April 23, 2026

Tesla Breaks Ground on TERAFAB at Giga Texas — A Chipmaking Moonshot to Cut the Cord

Published on Reflecto News | Technology & Innovation

Tesla has officially broken ground on TERAFAB at Giga Texas, a massive chipmaking facility that could fundamentally rewrite the rules of the auto industry. The project represents the most aggressive vertical integration play in modern manufacturing: building the chips that run their cars, on-site, cutting out the supply chain that nearly broke the auto industry in 2021 .

It’s vertical integration at a scale no one else is attempting.

From Supply Chain Nightmare to Silicon Sovereignty

The 2021 chip shortage paralyzed global auto production. Factories sat idle. Delivery dates slipped by months. Tesla wasn’t immune, but it weathered the storm better than most—largely because its engineers could rewrite software to work with available chips while others waited.

That experience left a mark. Elon Musk made his position clear on the January 2026 earnings call: “When I look ahead and say what’s the limiting factor for Tesla growth, if you go three or four years out, I think it actually is chip production” .

TERAFAB is the answer. The facility is designed to bring logic processing, memory production, and advanced packaging under one roof—something no private company outside Taiwan and South Korea has attempted at this scale .

The Numbers Behind the Ambition

The scale is staggering. TERAFAB is targeting 2-nanometer process technology, the most advanced node currently in commercial production . Initial targets aim for 100,000 wafer starts per month, with an eventual ambition to scale toward one million .

The project is structured as a partnership across Musk’s companies. During the Q1 2026 earnings call, Musk confirmed Tesla will handle the R&D fab phase, while SpaceX will take the lead on the initial large-scale buildout .

But here’s what makes the approach fundamentally different. The research fab is designed to be a “pilot line”—a small-scale facility capable of outputting a few thousand wafers per month, intended as a testing ground for new technologies and processes before scaling up .

This is the “iterative” approach that has defined Musk’s other ventures. Build small, test, learn, then scale.

The Intel Partnership: An Unlikely Alliance

In a surprising move, Tesla has partnered with Intel for TERAFAB’s technology foundation . Musk announced the company will use Intel’s most advanced production process—14A—which has not yet secured any customers .

“We plan to use Intel’s 14A process, which is state-of-the-art and, in fact, not yet totally complete,” Musk said on the earnings call. “But given that by the time TERAFAB scales up, 14A will be probably fairly mature or ready for prime time, it seems like the right move” .

The partnership extends beyond simple licensing. Intel will contribute its chip design, fabrication, and packaging expertise, positioning itself as a strategic partner rather than just a supplier .

INSTRUCTIONS FOR THE TASK. Retype the passage of the TERAFAB article that opens with the words containing "The project is" and closes with "large-scale buildout .". The entries below are separate material from the TERAFAB article.

(Image element box records)
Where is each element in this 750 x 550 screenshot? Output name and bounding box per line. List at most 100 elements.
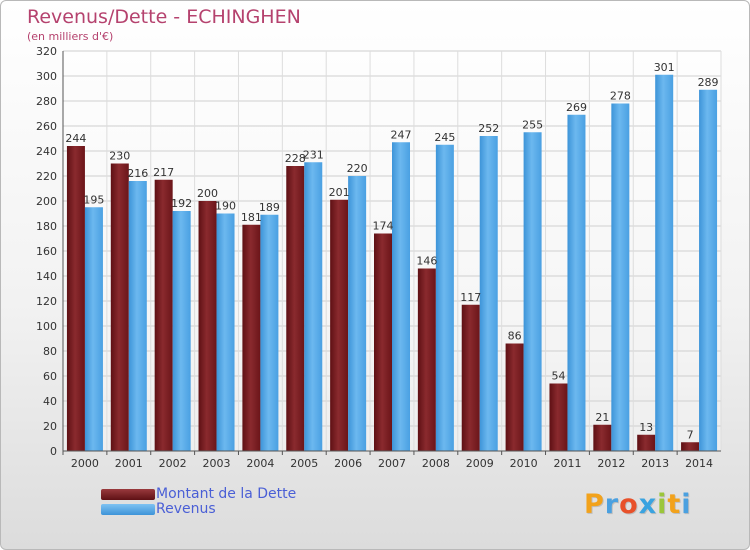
- bar-debt: [593, 424, 612, 451]
- logo-letter: P: [584, 489, 605, 520]
- bar-debt-value-label: 117: [460, 291, 481, 304]
- bar-debt-value-label: 7: [687, 428, 694, 441]
- logo-letter: t: [667, 489, 682, 520]
- logo-letter: o: [619, 489, 639, 520]
- x-tick-label: 2013: [641, 457, 669, 470]
- y-tick-label: 140: [36, 270, 57, 283]
- bar-debt-value-label: 181: [241, 211, 262, 224]
- bar-revenue-value-label: 278: [610, 90, 631, 103]
- bar-revenue-value-label: 252: [478, 122, 499, 135]
- bar-debt: [330, 199, 349, 451]
- bar-revenue-value-label: 269: [566, 101, 587, 114]
- x-tick-label: 2010: [510, 457, 538, 470]
- bar-revenue: [304, 162, 323, 451]
- x-tick-label: 2011: [553, 457, 581, 470]
- bar-debt: [505, 343, 524, 451]
- bar-debt: [66, 146, 85, 451]
- bar-debt: [461, 304, 480, 451]
- y-tick-label: 40: [43, 395, 57, 408]
- logo-letter: r: [604, 489, 620, 520]
- bar-debt: [417, 268, 436, 451]
- x-tick-label: 2001: [115, 457, 143, 470]
- bar-debt-value-label: 13: [639, 421, 653, 434]
- bar-debt: [374, 233, 392, 451]
- y-tick-label: 0: [50, 445, 57, 458]
- bar-debt-value-label: 21: [595, 411, 609, 424]
- y-tick-label: 240: [36, 145, 57, 158]
- bar-debt: [154, 179, 173, 451]
- bar-revenue-value-label: 189: [259, 201, 280, 214]
- y-tick-label: 180: [36, 220, 57, 233]
- bar-revenue-value-label: 220: [347, 162, 368, 175]
- bar-revenue-value-label: 247: [391, 128, 412, 141]
- bar-debt-value-label: 244: [65, 132, 86, 145]
- bar-revenue-value-label: 255: [522, 118, 543, 131]
- bar-debt-value-label: 86: [508, 330, 522, 343]
- y-tick-label: 220: [36, 170, 57, 183]
- bar-debt-value-label: 201: [329, 186, 350, 199]
- bar-revenue-value-label: 216: [127, 167, 148, 180]
- y-tick-label: 20: [43, 420, 57, 433]
- x-tick-label: 2000: [71, 457, 99, 470]
- legend-swatch-debt: [101, 489, 155, 500]
- bar-debt-value-label: 200: [197, 187, 218, 200]
- legend-swatch-revenue: [101, 504, 155, 515]
- bar-revenue-value-label: 289: [698, 76, 719, 89]
- x-tick-label: 2002: [159, 457, 187, 470]
- x-tick-label: 2006: [334, 457, 362, 470]
- bar-revenue-value-label: 301: [654, 61, 675, 74]
- bar-debt-value-label: 228: [285, 152, 306, 165]
- proxiti-logo: Proxiti: [584, 489, 692, 520]
- y-tick-label: 260: [36, 120, 57, 133]
- y-tick-label: 160: [36, 245, 57, 258]
- x-tick-label: 2004: [246, 457, 274, 470]
- bar-debt: [198, 201, 217, 451]
- bar-debt: [242, 224, 261, 451]
- y-tick-label: 60: [43, 370, 57, 383]
- bar-debt: [637, 434, 656, 451]
- chart-title: Revenus/Dette - ECHINGHEN: [27, 6, 301, 28]
- y-tick-label: 200: [36, 195, 57, 208]
- bar-revenue: [699, 89, 718, 451]
- y-tick-label: 300: [36, 70, 57, 83]
- bar-revenue: [84, 207, 103, 451]
- bar-revenue-value-label: 245: [434, 131, 455, 144]
- chart-subtitle: (en milliers d'€): [27, 30, 114, 43]
- logo-letter: i: [681, 489, 692, 520]
- bar-debt-value-label: 217: [153, 166, 174, 179]
- bar-revenue: [567, 114, 586, 451]
- bar-revenue: [128, 181, 147, 451]
- bar-debt: [549, 383, 568, 451]
- bar-revenue-value-label: 231: [303, 148, 324, 161]
- bar-revenue: [392, 142, 410, 451]
- bar-debt-value-label: 146: [416, 255, 437, 268]
- bar-debt: [286, 166, 305, 451]
- bar-debt: [681, 442, 700, 451]
- bar-debt-value-label: 230: [109, 150, 130, 163]
- bar-revenue: [348, 176, 367, 451]
- logo-letter: i: [657, 489, 668, 520]
- x-tick-label: 2009: [466, 457, 494, 470]
- legend-label-revenue: Revenus: [156, 501, 216, 517]
- bar-revenue: [523, 132, 542, 451]
- x-tick-label: 2014: [685, 457, 713, 470]
- bar-revenue: [611, 103, 630, 451]
- bar-revenue-value-label: 195: [83, 193, 104, 206]
- x-tick-label: 2007: [378, 457, 406, 470]
- x-tick-label: 2003: [203, 457, 231, 470]
- y-tick-label: 100: [36, 320, 57, 333]
- x-tick-label: 2005: [290, 457, 318, 470]
- x-tick-label: 2012: [597, 457, 625, 470]
- bar-revenue: [172, 211, 191, 451]
- bar-debt-value-label: 174: [373, 220, 394, 233]
- bar-debt-value-label: 54: [551, 370, 565, 383]
- bar-revenue: [655, 74, 674, 451]
- bar-revenue-value-label: 190: [215, 200, 236, 213]
- bar-revenue: [435, 144, 454, 451]
- legend-label-debt: Montant de la Dette: [156, 486, 297, 502]
- bar-revenue-value-label: 192: [171, 197, 192, 210]
- bar-debt: [110, 163, 129, 451]
- bar-revenue: [260, 214, 279, 451]
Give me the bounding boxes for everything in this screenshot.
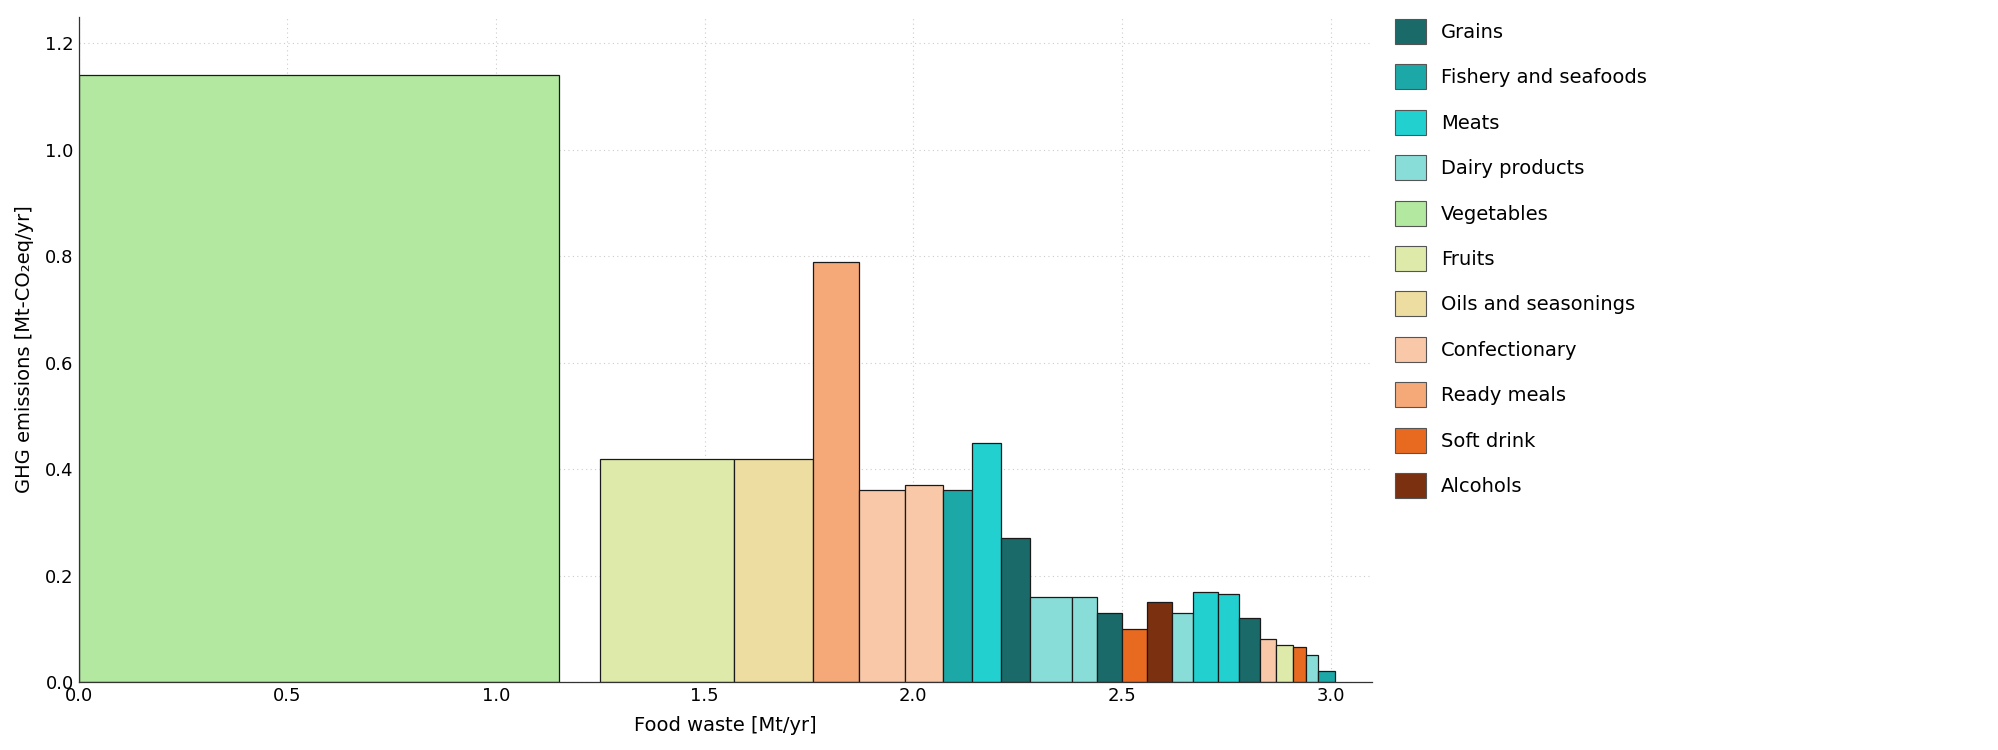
Bar: [1293, 647, 1305, 682]
Bar: [1277, 645, 1293, 682]
X-axis label: Food waste [Mt/yr]: Food waste [Mt/yr]: [633, 716, 817, 735]
Bar: [1121, 628, 1147, 682]
Bar: [599, 458, 733, 682]
Bar: [971, 442, 1001, 682]
Bar: [1147, 602, 1171, 682]
Bar: [1029, 597, 1071, 682]
Bar: [1097, 613, 1121, 682]
Bar: [1317, 671, 1335, 682]
Legend: Grains, Fishery and seafoods, Meats, Dairy products, Vegetables, Fruits, Oils an: Grains, Fishery and seafoods, Meats, Dai…: [1389, 13, 1652, 504]
Bar: [1259, 640, 1277, 682]
Bar: [1193, 592, 1217, 682]
Bar: [1217, 594, 1239, 682]
Bar: [1305, 656, 1317, 682]
Bar: [813, 262, 859, 682]
Bar: [1001, 538, 1029, 682]
Y-axis label: GHG emissions [Mt-CO₂eq/yr]: GHG emissions [Mt-CO₂eq/yr]: [16, 206, 34, 494]
Bar: [78, 75, 557, 682]
Bar: [1071, 597, 1097, 682]
Bar: [1239, 618, 1259, 682]
Bar: [859, 490, 905, 682]
Bar: [943, 490, 971, 682]
Bar: [905, 485, 943, 682]
Bar: [733, 458, 813, 682]
Bar: [1171, 613, 1193, 682]
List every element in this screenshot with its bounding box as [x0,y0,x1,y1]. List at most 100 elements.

COMPLETED EXERCISE.
The project is structured as a partnership across Musk’s companies. During the Q1 2026 earnings call, Musk confirmed Tesla will handle the R&D fab phase, while SpaceX will take the lead on the initial large-scale buildout .